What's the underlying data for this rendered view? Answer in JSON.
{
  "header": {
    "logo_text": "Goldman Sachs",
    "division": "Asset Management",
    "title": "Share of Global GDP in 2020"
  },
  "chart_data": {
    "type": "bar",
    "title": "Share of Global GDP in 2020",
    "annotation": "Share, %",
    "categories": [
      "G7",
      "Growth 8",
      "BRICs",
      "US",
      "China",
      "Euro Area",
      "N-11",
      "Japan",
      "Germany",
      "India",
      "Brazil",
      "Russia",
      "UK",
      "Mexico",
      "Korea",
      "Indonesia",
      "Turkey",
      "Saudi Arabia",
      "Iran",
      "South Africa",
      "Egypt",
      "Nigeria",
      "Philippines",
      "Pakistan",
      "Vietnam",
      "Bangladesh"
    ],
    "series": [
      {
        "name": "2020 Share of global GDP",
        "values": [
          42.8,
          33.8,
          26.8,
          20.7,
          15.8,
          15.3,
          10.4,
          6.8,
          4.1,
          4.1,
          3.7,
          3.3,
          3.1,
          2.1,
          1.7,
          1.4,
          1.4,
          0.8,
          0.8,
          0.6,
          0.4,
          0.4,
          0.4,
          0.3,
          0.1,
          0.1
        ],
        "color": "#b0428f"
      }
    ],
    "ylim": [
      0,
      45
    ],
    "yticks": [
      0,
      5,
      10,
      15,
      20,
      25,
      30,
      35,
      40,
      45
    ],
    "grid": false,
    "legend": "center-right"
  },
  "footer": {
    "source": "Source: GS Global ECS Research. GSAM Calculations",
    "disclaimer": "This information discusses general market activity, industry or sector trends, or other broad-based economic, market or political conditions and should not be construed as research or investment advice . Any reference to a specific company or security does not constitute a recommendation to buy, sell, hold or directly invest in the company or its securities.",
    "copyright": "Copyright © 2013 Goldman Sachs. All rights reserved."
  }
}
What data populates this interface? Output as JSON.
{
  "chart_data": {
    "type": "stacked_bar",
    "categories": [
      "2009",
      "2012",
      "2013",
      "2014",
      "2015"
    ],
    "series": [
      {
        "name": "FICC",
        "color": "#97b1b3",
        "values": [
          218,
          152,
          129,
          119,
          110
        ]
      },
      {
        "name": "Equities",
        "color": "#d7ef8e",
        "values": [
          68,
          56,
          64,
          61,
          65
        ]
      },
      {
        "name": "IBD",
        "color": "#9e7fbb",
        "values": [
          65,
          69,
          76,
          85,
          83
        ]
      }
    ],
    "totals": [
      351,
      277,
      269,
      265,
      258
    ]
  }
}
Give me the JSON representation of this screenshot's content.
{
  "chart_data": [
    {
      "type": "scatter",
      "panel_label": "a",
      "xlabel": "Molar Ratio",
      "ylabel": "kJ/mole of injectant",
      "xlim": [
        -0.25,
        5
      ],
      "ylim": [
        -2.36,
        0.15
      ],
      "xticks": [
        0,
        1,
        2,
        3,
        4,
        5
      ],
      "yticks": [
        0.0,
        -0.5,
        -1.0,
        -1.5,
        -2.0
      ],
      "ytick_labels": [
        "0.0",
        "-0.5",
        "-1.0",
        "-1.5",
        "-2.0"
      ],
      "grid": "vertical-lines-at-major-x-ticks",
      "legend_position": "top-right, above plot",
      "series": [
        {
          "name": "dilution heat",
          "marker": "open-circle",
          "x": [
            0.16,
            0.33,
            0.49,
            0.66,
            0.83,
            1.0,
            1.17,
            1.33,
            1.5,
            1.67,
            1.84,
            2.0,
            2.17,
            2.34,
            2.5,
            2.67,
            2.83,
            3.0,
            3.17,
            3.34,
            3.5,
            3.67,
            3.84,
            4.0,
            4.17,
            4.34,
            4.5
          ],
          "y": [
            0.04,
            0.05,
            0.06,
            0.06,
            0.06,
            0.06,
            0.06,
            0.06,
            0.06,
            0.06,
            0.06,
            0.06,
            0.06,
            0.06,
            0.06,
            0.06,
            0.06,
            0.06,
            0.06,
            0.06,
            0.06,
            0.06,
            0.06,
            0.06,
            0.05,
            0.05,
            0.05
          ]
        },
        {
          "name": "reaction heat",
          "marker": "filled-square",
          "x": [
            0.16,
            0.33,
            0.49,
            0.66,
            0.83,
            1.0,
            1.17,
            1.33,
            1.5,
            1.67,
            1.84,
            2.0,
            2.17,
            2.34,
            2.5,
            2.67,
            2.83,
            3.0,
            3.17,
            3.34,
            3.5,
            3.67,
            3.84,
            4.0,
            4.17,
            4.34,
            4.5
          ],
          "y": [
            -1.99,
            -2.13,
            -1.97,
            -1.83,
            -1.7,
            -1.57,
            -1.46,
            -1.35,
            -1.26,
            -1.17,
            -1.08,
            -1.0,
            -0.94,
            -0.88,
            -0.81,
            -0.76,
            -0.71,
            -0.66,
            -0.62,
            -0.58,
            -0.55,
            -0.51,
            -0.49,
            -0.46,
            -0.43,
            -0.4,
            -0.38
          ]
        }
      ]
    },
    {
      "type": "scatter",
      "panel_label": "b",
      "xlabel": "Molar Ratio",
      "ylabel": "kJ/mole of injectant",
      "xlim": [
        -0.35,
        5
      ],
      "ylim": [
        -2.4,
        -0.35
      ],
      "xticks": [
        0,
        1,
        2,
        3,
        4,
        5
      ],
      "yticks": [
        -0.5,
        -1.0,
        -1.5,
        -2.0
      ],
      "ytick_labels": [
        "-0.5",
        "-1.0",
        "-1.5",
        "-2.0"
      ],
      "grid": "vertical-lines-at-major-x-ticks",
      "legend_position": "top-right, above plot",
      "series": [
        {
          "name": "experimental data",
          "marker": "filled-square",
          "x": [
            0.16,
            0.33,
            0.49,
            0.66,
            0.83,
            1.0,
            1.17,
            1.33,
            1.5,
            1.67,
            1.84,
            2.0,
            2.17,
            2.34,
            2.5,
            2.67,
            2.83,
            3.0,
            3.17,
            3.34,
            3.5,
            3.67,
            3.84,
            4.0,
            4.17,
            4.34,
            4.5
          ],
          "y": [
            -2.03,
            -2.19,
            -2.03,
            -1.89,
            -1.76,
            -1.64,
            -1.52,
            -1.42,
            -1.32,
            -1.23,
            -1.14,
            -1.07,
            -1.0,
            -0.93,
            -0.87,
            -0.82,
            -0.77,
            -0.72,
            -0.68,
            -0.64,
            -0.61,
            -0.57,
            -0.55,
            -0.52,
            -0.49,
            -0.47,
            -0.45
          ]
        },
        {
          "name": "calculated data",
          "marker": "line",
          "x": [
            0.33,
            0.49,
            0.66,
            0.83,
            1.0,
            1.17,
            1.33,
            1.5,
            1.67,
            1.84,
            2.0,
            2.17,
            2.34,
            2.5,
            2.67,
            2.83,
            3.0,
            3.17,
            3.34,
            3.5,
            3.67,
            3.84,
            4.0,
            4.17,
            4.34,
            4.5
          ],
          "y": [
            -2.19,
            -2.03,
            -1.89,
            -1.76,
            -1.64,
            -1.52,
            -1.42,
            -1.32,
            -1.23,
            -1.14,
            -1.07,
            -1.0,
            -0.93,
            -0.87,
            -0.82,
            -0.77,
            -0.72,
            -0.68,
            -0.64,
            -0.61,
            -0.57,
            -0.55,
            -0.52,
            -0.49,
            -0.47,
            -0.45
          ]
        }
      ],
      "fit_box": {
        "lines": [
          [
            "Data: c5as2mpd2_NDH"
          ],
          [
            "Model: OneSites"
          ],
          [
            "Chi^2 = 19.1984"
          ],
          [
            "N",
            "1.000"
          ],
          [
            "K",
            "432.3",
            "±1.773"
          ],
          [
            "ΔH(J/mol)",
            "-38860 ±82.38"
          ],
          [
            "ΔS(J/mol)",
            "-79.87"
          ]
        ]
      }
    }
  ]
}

___

== Exercise ==
Find how many lines of the material carry the string "marker". Only the number should be in the answer.

== Written response ==
4